* **Exercise description**: Identify and copy all lines of the material where the string "background" is found.
--- START ---
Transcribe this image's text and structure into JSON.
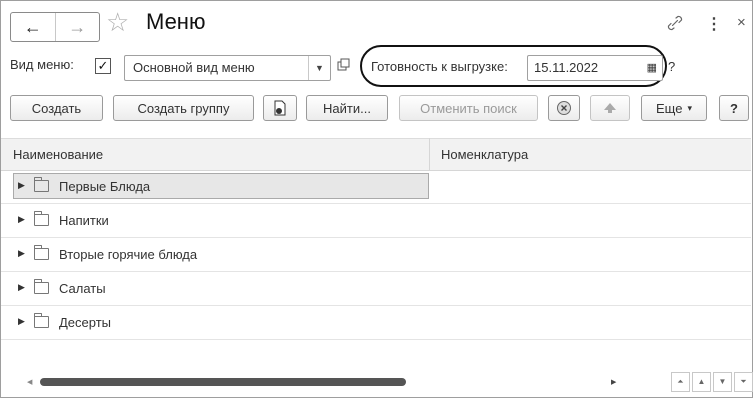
{
  "window": {
    "title": "Меню",
    "back_icon": "←",
    "forward_icon": "→",
    "star_icon": "☆",
    "link_icon": "🔗",
    "more_icon": "⋮",
    "close_icon": "×"
  },
  "filters": {
    "menu_type_label": "Вид меню:",
    "menu_type_checked": "✓",
    "menu_type_value": "Основной вид меню",
    "ready_label": "Готовность к выгрузке:",
    "ready_date": "15.11.2022",
    "help": "?"
  },
  "toolbar": {
    "create": "Создать",
    "create_group": "Создать группу",
    "find": "Найти...",
    "cancel_search": "Отменить поиск",
    "more": "Еще",
    "help": "?"
  },
  "table": {
    "columns": [
      "Наименование",
      "Номенклатура"
    ],
    "rows": [
      {
        "name": "Первые Блюда"
      },
      {
        "name": "Напитки"
      },
      {
        "name": "Вторые горячие блюда"
      },
      {
        "name": "Салаты"
      },
      {
        "name": "Десерты"
      }
    ]
  },
  "colors": {
    "accent": "#111111",
    "selection": "#e7e7e7"
  }
}
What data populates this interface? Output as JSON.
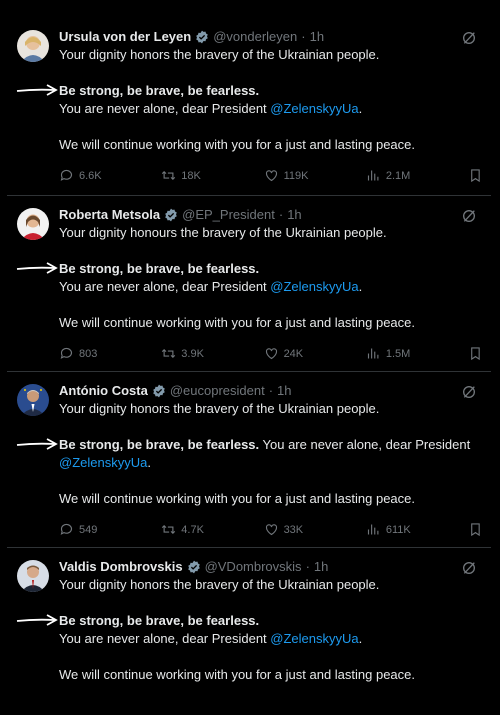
{
  "tweets": [
    {
      "name": "Ursula von der Leyen",
      "handle": "@vonderleyen",
      "time": "1h",
      "line1": "Your dignity honors the bravery of the Ukrainian people.",
      "bold": "Be strong, be brave, be fearless.",
      "line3_pre": "You are never alone, dear President ",
      "mention": "@ZelenskyyUa",
      "line3_post": ".",
      "line4": "We will continue working with you for a just and lasting peace.",
      "replies": "6.6K",
      "reposts": "18K",
      "likes": "119K",
      "views": "2.1M"
    },
    {
      "name": "Roberta Metsola",
      "handle": "@EP_President",
      "time": "1h",
      "line1": "Your dignity honours the bravery of the Ukrainian people.",
      "bold": "Be strong, be brave, be fearless.",
      "line3_pre": "You are never alone, dear President ",
      "mention": "@ZelenskyyUa",
      "line3_post": ".",
      "line4": "We will continue working with you for a just and lasting peace.",
      "replies": "803",
      "reposts": "3.9K",
      "likes": "24K",
      "views": "1.5M"
    },
    {
      "name": "António Costa",
      "handle": "@eucopresident",
      "time": "1h",
      "line1": "Your dignity honors the bravery of the Ukrainian people.",
      "bold": "Be strong, be brave, be fearless.",
      "line2_rest": " You are never alone, dear President",
      "mention": "@ZelenskyyUa",
      "line3_post": ".",
      "line4": "We will continue working with you for a just and lasting peace.",
      "replies": "549",
      "reposts": "4.7K",
      "likes": "33K",
      "views": "611K"
    },
    {
      "name": "Valdis Dombrovskis",
      "handle": "@VDombrovskis",
      "time": "1h",
      "line1": "Your dignity honors the bravery of the Ukrainian people.",
      "bold": "Be strong, be brave, be fearless.",
      "line3_pre": "You are never alone, dear President ",
      "mention": "@ZelenskyyUa",
      "line3_post": ".",
      "line4": "We will continue working with you for a just and lasting peace."
    }
  ],
  "separator": "·",
  "icons": {
    "verified": "verified-badge-icon",
    "grok": "grok-icon",
    "reply": "reply-icon",
    "repost": "repost-icon",
    "like": "heart-icon",
    "views": "views-icon",
    "bookmark": "bookmark-icon",
    "arrow": "hand-drawn-arrow-icon"
  },
  "colors": {
    "background": "#000000",
    "text": "#e7e9ea",
    "muted": "#71767b",
    "mention": "#1d9bf0",
    "verified": "#829aab"
  }
}
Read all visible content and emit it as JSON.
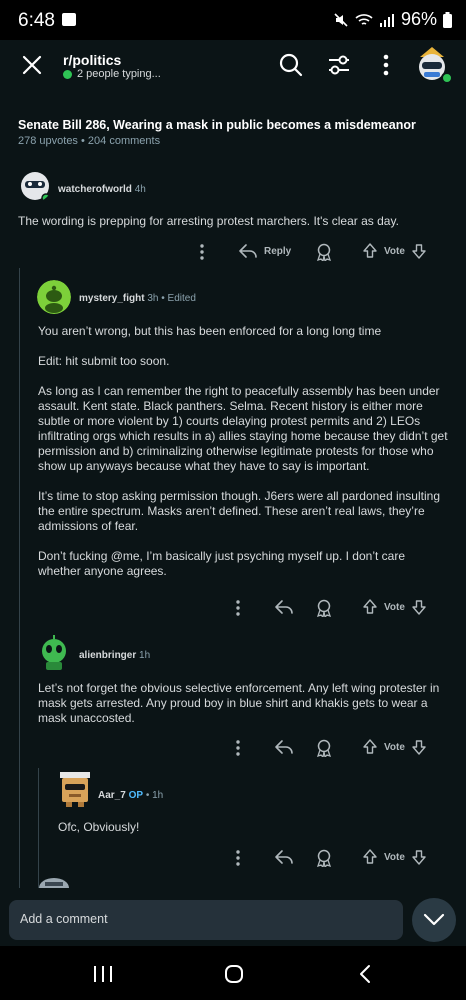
{
  "status_bar": {
    "time": "6:48",
    "battery": "96%"
  },
  "header": {
    "subreddit": "r/politics",
    "typing_status": "2 people typing..."
  },
  "post": {
    "title": "Senate Bill 286, Wearing a mask in public becomes a misdemeanor",
    "upvotes": "278 upvotes",
    "comments": "204 comments"
  },
  "comments": [
    {
      "author": "watcherofworld",
      "time": "4h",
      "paragraphs": [
        "The wording is prepping for arresting protest marchers. It's clear as day."
      ],
      "reply_label": "Reply",
      "vote_label": "Vote"
    },
    {
      "author": "mystery_fight",
      "time": "3h",
      "edited": "Edited",
      "paragraphs": [
        "You aren’t wrong, but this has been enforced for a long long time",
        "Edit: hit submit too soon.",
        "As long as I can remember the right to peacefully assembly has been under assault. Kent state. Black panthers. Selma. Recent history is either more subtle or more violent by 1) courts delaying protest permits and 2) LEOs infiltrating orgs which results in a) allies staying home because they didn’t get permission and b) criminalizing otherwise legitimate protests for those who show up anyways because what they have to say is important.",
        "It’s time to stop asking permission though. J6ers were all pardoned insulting the entire spectrum. Masks aren’t defined. These aren’t real laws, they’re admissions of fear.",
        "Don’t fucking @me, I’m basically just psyching myself up. I don’t care whether anyone agrees."
      ],
      "vote_label": "Vote"
    },
    {
      "author": "alienbringer",
      "time": "1h",
      "paragraphs": [
        "Let’s not forget the obvious selective enforcement. Any left wing protester in mask gets arrested. Any proud boy in blue shirt and khakis gets to wear a mask unaccosted."
      ],
      "vote_label": "Vote"
    },
    {
      "author": "Aar_7",
      "op_badge": "OP",
      "time": "1h",
      "paragraphs": [
        "Ofc, Obviously!"
      ],
      "vote_label": "Vote"
    }
  ],
  "bottom": {
    "comment_placeholder": "Add a comment"
  },
  "icons": {
    "close": "close-icon",
    "search": "search-icon",
    "filter": "filter-icon",
    "more": "more-vertical-icon",
    "reply": "reply-arrow-icon",
    "award": "award-icon",
    "upvote": "upvote-icon",
    "downvote": "downvote-icon",
    "chevron": "chevron-down-icon"
  },
  "colors": {
    "background": "#0b1416",
    "online": "#2fc455",
    "op": "#4fbcff",
    "text": "#d7dadc",
    "muted": "#8ba2ad"
  }
}
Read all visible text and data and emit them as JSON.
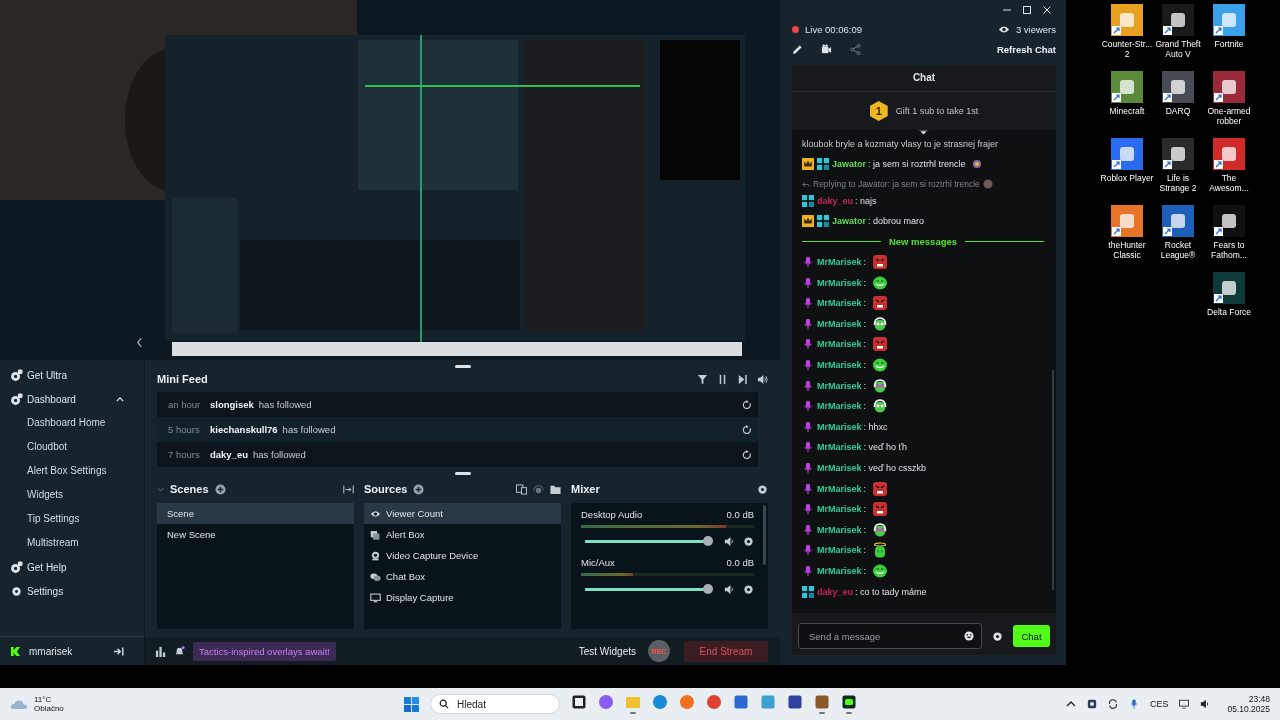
{
  "sidebar": {
    "items": [
      {
        "label": "Get Ultra",
        "kind": "ultra"
      },
      {
        "label": "Dashboard",
        "kind": "dashboard",
        "expanded": true,
        "children": [
          {
            "label": "Dashboard Home"
          },
          {
            "label": "Cloudbot"
          },
          {
            "label": "Alert Box Settings"
          },
          {
            "label": "Widgets"
          },
          {
            "label": "Tip Settings"
          },
          {
            "label": "Multistream"
          }
        ]
      },
      {
        "label": "Get Help",
        "kind": "help"
      },
      {
        "label": "Settings",
        "kind": "settings"
      }
    ],
    "user": "mmarisek"
  },
  "mini_feed": {
    "title": "Mini Feed",
    "events": [
      {
        "time": "an hour",
        "user": "slongisek",
        "action": "has followed"
      },
      {
        "time": "5 hours",
        "user": "kiechanskull76",
        "action": "has followed"
      },
      {
        "time": "7 hours",
        "user": "daky_eu",
        "action": "has followed"
      }
    ]
  },
  "scenes": {
    "title": "Scenes",
    "items": [
      {
        "label": "Scene",
        "selected": true
      },
      {
        "label": "New Scene",
        "selected": false
      }
    ]
  },
  "sources": {
    "title": "Sources",
    "items": [
      {
        "label": "Viewer Count",
        "kind": "eye",
        "selected": true
      },
      {
        "label": "Alert Box",
        "kind": "alert",
        "selected": false
      },
      {
        "label": "Video Capture Device",
        "kind": "webcam",
        "selected": false
      },
      {
        "label": "Chat Box",
        "kind": "chat",
        "selected": false
      },
      {
        "label": "Display Capture",
        "kind": "monitor",
        "selected": false
      }
    ]
  },
  "mixer": {
    "title": "Mixer",
    "channels": [
      {
        "name": "Desktop Audio",
        "reading": "0.0 dB",
        "meter": {
          "level": 0.84
        },
        "volume": {
          "level": 0.97
        }
      },
      {
        "name": "Mic/Aux",
        "reading": "0.0 dB",
        "meter": {
          "level": 0.3
        },
        "volume": {
          "level": 0.97
        }
      }
    ]
  },
  "footer": {
    "promo": "Tactics-inspired overlays await!",
    "test_widgets": "Test Widgets",
    "rec": "REC",
    "end_stream": "End Stream"
  },
  "chat_panel": {
    "live": "Live 00:06:09",
    "viewers": "3 viewers",
    "refresh": "Refresh Chat",
    "title": "Chat",
    "gift_rank": "1",
    "gift_text": "Gift 1 sub to take 1st",
    "messages": [
      {
        "kind": "continuation",
        "text": "kloubok bryle a kozmaty vlasy to je strasnej frajer"
      },
      {
        "kind": "message",
        "badges": [
          {
            "kind": "crown"
          },
          {
            "kind": "og"
          }
        ],
        "user": "Jawator",
        "color": "#62dc57",
        "text": ": ja sem si roztrhl trencle",
        "emote": {
          "kind": "ball"
        }
      },
      {
        "kind": "reply",
        "text": "Replying to Jawator: ja sem si roztrhl trencle"
      },
      {
        "kind": "message",
        "badges": [
          {
            "kind": "og"
          }
        ],
        "user": "daky_eu",
        "color": "#c0265a",
        "text": ": najs"
      },
      {
        "kind": "message",
        "badges": [
          {
            "kind": "crown"
          },
          {
            "kind": "og"
          }
        ],
        "user": "Jawator",
        "color": "#62dc57",
        "text": ": dobrou maro"
      },
      {
        "kind": "divider",
        "text": "New messages"
      },
      {
        "kind": "message",
        "badges": [
          {
            "kind": "mic"
          }
        ],
        "user": "MrMarisek",
        "color": "#2fcf96",
        "text": ":",
        "emote": {
          "kind": "rage"
        }
      },
      {
        "kind": "message",
        "badges": [
          {
            "kind": "mic"
          }
        ],
        "user": "MrMarisek",
        "color": "#2fcf96",
        "text": ":",
        "emote": {
          "kind": "grin"
        }
      },
      {
        "kind": "message",
        "badges": [
          {
            "kind": "mic"
          }
        ],
        "user": "MrMarisek",
        "color": "#2fcf96",
        "text": ":",
        "emote": {
          "kind": "rage"
        }
      },
      {
        "kind": "message",
        "badges": [
          {
            "kind": "mic"
          }
        ],
        "user": "MrMarisek",
        "color": "#2fcf96",
        "text": ":",
        "emote": {
          "kind": "headphones"
        }
      },
      {
        "kind": "message",
        "badges": [
          {
            "kind": "mic"
          }
        ],
        "user": "MrMarisek",
        "color": "#2fcf96",
        "text": ":",
        "emote": {
          "kind": "rage"
        }
      },
      {
        "kind": "message",
        "badges": [
          {
            "kind": "mic"
          }
        ],
        "user": "MrMarisek",
        "color": "#2fcf96",
        "text": ":",
        "emote": {
          "kind": "grin"
        }
      },
      {
        "kind": "message",
        "badges": [
          {
            "kind": "mic"
          }
        ],
        "user": "MrMarisek",
        "color": "#2fcf96",
        "text": ":",
        "emote": {
          "kind": "pink-eyes"
        }
      },
      {
        "kind": "message",
        "badges": [
          {
            "kind": "mic"
          }
        ],
        "user": "MrMarisek",
        "color": "#2fcf96",
        "text": ":",
        "emote": {
          "kind": "headphones"
        }
      },
      {
        "kind": "message",
        "badges": [
          {
            "kind": "mic"
          }
        ],
        "user": "MrMarisek",
        "color": "#2fcf96",
        "text": ": hhxc"
      },
      {
        "kind": "message",
        "badges": [
          {
            "kind": "mic"
          }
        ],
        "user": "MrMarisek",
        "color": "#2fcf96",
        "text": ": veď ho ťh"
      },
      {
        "kind": "message",
        "badges": [
          {
            "kind": "mic"
          }
        ],
        "user": "MrMarisek",
        "color": "#2fcf96",
        "text": ": veď ho csszkb"
      },
      {
        "kind": "message",
        "badges": [
          {
            "kind": "mic"
          }
        ],
        "user": "MrMarisek",
        "color": "#2fcf96",
        "text": ":",
        "emote": {
          "kind": "rage"
        }
      },
      {
        "kind": "message",
        "badges": [
          {
            "kind": "mic"
          }
        ],
        "user": "MrMarisek",
        "color": "#2fcf96",
        "text": ":",
        "emote": {
          "kind": "rage"
        }
      },
      {
        "kind": "message",
        "badges": [
          {
            "kind": "mic"
          }
        ],
        "user": "MrMarisek",
        "color": "#2fcf96",
        "text": ":",
        "emote": {
          "kind": "pink-eyes"
        }
      },
      {
        "kind": "message",
        "badges": [
          {
            "kind": "mic"
          }
        ],
        "user": "MrMarisek",
        "color": "#2fcf96",
        "text": ":",
        "emote": {
          "kind": "halo"
        }
      },
      {
        "kind": "message",
        "badges": [
          {
            "kind": "mic"
          }
        ],
        "user": "MrMarisek",
        "color": "#2fcf96",
        "text": ":",
        "emote": {
          "kind": "grin"
        }
      },
      {
        "kind": "message",
        "badges": [
          {
            "kind": "og"
          }
        ],
        "user": "daky_eu",
        "color": "#c0265a",
        "text": ": co to tady máme"
      }
    ],
    "input_placeholder": "Send a message",
    "send": "Chat"
  },
  "desktop": {
    "columns": [
      [
        {
          "label": "Counter-Str...\n2",
          "color": "#e8a020"
        },
        {
          "label": "Minecraft",
          "color": "#5a8a3a"
        },
        {
          "label": "Roblox Player",
          "color": "#2a6cf0"
        },
        {
          "label": "theHunter\nClassic",
          "color": "#e8742a"
        }
      ],
      [
        {
          "label": "Grand Theft\nAuto V",
          "color": "#1a1a1a"
        },
        {
          "label": "DARQ",
          "color": "#4a4a55"
        },
        {
          "label": "Life is\nStrange 2",
          "color": "#2a2a2a"
        },
        {
          "label": "Rocket\nLeague®",
          "color": "#1e5fb8"
        }
      ],
      [
        {
          "label": "Fortnite",
          "color": "#3aa0e8"
        },
        {
          "label": "One-armed\nrobber",
          "color": "#9a2a3a"
        },
        {
          "label": "The\nAwesom...",
          "color": "#d02a2a"
        },
        {
          "label": "Fears to\nFathom...",
          "color": "#101010"
        },
        {
          "label": "Delta Force",
          "color": "#0f3a3a"
        }
      ]
    ]
  },
  "taskbar": {
    "weather": {
      "temp": "11°C",
      "text": "Oblačno"
    },
    "search_placeholder": "Hledat",
    "apps": [
      {
        "kind": "taskview",
        "running": false
      },
      {
        "kind": "copilot",
        "running": false
      },
      {
        "kind": "folder",
        "running": true
      },
      {
        "kind": "edge",
        "running": false
      },
      {
        "kind": "firefox",
        "running": false
      },
      {
        "kind": "chrome",
        "running": false
      },
      {
        "kind": "store",
        "running": false
      },
      {
        "kind": "photos",
        "running": false
      },
      {
        "kind": "save",
        "running": false
      },
      {
        "kind": "box",
        "running": true
      },
      {
        "kind": "streamlabs",
        "running": true
      }
    ],
    "language": "CES",
    "time": "23:48",
    "date": "05.10.2025"
  }
}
--- END ---
* **Answer in full**:
    "background": "#000000",
    "background": "#0b1416",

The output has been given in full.